- **Extracted material**:
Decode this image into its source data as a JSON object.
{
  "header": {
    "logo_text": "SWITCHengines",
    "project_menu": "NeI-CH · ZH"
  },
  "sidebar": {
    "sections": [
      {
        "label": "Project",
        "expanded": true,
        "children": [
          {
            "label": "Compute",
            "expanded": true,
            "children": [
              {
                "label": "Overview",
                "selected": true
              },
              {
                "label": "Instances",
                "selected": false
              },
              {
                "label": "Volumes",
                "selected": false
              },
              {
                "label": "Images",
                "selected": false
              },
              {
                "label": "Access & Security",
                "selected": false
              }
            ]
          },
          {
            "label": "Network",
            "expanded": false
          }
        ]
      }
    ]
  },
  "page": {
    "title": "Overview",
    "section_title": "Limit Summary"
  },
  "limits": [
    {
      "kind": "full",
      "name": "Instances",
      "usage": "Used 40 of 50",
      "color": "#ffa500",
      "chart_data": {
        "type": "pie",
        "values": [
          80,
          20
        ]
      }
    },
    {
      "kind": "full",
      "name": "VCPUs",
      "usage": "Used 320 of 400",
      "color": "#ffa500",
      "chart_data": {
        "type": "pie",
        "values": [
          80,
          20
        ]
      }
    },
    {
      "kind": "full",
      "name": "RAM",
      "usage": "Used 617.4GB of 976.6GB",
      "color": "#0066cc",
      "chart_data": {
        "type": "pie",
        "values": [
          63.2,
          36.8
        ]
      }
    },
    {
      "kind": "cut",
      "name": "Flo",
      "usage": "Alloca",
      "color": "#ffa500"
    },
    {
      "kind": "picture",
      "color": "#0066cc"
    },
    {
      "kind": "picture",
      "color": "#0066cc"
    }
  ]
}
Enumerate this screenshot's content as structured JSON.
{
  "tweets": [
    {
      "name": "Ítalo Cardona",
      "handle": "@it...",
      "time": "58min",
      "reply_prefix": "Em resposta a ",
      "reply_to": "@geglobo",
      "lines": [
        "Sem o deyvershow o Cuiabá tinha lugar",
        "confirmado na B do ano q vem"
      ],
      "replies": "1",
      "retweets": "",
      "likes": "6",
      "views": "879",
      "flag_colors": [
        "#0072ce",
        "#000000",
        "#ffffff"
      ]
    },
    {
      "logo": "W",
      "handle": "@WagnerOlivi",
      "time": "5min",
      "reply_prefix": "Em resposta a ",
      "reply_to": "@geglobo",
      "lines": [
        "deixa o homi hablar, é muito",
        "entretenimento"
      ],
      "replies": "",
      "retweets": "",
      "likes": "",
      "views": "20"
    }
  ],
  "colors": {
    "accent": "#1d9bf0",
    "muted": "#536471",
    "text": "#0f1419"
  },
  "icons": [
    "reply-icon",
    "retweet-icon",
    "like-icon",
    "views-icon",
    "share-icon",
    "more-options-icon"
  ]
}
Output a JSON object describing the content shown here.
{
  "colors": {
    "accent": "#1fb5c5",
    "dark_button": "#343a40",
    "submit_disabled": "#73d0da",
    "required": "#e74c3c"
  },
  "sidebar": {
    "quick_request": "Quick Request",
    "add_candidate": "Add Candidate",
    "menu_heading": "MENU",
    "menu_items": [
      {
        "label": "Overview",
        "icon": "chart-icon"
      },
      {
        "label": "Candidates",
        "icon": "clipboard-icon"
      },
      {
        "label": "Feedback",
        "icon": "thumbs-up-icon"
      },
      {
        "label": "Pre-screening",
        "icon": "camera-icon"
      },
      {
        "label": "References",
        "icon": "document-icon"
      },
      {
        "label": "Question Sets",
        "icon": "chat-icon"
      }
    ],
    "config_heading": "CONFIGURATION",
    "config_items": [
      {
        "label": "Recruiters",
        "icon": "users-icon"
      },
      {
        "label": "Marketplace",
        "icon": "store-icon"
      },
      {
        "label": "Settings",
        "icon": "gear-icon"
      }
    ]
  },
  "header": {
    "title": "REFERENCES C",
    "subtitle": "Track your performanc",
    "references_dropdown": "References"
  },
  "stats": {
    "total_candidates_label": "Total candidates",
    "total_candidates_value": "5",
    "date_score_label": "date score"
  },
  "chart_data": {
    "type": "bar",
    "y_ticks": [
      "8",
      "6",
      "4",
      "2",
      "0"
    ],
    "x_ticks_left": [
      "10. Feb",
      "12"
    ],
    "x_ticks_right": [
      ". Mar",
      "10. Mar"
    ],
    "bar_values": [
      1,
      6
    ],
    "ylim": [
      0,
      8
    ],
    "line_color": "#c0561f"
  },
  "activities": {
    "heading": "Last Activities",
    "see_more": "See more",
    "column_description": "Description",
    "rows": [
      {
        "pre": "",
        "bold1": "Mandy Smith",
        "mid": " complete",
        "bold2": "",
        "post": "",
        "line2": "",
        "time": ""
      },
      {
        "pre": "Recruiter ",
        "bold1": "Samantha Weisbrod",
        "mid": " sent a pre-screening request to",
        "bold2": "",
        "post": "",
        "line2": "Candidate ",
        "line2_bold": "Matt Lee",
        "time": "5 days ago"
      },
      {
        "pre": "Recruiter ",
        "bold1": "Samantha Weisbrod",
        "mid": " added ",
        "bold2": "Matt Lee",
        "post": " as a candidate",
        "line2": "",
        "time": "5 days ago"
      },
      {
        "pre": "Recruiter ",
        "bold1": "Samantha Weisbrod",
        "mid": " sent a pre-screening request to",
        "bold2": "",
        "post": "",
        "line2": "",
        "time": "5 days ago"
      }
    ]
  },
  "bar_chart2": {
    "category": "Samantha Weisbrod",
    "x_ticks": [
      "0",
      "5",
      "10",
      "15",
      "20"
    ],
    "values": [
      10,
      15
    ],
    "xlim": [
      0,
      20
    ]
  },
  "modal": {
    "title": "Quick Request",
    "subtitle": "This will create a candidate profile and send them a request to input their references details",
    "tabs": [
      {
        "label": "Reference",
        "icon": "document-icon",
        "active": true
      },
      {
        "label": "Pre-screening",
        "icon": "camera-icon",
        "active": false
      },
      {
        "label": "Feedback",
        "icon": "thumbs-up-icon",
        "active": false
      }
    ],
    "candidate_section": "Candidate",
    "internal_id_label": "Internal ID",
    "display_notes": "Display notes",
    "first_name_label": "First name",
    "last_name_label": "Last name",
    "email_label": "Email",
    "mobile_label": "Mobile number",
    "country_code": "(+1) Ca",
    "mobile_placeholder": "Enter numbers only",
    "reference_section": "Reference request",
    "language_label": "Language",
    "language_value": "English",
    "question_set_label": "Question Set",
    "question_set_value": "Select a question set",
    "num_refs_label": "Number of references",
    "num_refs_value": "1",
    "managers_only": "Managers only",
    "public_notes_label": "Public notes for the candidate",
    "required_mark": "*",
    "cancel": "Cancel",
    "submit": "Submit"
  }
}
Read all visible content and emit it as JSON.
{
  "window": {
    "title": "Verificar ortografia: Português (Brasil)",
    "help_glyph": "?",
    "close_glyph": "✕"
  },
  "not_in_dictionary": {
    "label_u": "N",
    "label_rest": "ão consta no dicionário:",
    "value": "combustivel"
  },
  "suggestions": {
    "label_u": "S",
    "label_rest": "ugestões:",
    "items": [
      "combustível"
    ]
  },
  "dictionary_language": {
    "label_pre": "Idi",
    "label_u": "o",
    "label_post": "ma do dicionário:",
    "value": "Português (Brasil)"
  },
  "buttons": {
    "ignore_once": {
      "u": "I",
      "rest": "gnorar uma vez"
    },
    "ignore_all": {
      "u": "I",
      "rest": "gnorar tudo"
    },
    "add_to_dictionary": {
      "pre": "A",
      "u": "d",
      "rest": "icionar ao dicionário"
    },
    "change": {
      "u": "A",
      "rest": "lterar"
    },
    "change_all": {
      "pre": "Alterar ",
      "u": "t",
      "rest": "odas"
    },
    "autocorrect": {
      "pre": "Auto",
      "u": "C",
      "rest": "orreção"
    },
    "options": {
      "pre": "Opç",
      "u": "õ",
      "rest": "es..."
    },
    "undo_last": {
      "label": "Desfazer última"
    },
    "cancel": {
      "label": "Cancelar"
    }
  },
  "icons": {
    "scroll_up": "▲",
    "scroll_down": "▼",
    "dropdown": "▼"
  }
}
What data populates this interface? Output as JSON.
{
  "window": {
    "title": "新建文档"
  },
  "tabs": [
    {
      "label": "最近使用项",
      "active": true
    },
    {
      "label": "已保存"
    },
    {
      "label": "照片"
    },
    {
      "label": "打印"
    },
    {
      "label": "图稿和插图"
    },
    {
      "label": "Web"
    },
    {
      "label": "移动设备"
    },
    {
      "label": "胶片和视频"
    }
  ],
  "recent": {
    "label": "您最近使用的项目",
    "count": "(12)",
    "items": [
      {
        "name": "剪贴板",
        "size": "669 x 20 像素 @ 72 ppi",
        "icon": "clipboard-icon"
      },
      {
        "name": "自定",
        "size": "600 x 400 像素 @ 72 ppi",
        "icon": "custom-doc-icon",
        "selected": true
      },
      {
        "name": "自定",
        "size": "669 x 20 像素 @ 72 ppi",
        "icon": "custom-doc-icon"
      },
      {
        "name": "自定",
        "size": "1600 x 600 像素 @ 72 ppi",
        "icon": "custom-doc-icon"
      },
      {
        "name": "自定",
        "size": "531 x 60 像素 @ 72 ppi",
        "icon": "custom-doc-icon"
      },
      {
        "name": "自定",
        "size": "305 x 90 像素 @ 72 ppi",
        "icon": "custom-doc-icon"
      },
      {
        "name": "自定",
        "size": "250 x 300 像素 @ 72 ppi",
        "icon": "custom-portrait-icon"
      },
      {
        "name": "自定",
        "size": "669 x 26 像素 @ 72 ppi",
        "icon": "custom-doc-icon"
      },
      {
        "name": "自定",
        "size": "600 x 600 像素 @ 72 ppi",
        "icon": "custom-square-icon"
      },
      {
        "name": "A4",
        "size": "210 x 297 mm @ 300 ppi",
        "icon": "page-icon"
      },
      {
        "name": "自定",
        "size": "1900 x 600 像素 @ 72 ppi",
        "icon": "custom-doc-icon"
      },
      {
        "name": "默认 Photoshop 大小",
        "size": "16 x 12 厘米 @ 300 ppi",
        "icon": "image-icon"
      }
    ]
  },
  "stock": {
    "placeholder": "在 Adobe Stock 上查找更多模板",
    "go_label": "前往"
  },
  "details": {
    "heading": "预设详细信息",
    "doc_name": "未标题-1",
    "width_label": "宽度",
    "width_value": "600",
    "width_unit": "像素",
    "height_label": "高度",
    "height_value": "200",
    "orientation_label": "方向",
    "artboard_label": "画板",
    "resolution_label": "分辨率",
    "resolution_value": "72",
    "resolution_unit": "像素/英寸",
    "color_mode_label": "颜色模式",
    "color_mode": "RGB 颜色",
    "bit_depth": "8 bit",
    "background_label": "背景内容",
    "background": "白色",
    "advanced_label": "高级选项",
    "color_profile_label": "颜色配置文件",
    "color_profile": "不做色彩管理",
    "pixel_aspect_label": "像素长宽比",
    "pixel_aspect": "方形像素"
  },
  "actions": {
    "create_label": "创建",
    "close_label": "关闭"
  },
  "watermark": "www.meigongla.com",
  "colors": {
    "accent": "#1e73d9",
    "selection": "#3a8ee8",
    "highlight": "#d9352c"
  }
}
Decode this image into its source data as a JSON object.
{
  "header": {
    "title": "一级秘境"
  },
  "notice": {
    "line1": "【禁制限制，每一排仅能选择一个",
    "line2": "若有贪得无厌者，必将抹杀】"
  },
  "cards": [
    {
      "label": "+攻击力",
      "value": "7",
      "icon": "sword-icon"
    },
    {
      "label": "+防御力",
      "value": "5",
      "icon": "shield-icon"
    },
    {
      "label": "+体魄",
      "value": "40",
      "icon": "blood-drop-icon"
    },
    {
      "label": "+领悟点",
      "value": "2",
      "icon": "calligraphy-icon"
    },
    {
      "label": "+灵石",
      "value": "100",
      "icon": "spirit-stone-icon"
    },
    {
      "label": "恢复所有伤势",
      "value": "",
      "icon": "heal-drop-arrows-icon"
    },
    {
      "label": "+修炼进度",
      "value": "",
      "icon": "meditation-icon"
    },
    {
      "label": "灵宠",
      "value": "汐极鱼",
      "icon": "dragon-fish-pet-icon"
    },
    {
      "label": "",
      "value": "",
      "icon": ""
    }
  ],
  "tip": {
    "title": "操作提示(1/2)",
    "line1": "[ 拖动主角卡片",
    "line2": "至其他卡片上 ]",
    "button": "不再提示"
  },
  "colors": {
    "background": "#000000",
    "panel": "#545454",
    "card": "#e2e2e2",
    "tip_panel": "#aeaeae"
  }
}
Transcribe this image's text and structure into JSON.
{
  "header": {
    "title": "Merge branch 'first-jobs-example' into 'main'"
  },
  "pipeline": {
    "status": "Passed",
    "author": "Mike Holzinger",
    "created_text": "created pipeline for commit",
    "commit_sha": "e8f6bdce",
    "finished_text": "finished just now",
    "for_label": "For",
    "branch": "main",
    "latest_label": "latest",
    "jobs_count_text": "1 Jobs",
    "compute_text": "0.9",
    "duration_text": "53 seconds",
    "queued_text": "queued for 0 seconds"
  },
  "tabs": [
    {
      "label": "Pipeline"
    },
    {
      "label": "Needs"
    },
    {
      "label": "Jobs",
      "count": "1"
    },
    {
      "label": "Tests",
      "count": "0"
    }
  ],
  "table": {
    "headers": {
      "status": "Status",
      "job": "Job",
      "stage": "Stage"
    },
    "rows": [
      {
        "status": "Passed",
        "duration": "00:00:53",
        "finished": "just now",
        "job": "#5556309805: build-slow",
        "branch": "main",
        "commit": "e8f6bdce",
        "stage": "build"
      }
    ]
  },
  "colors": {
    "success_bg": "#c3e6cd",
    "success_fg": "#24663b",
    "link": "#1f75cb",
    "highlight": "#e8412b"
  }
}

- **Problem statement**:
Count every line of the material above that holds the string "seconds", then state only the total.

- **The solution**:
2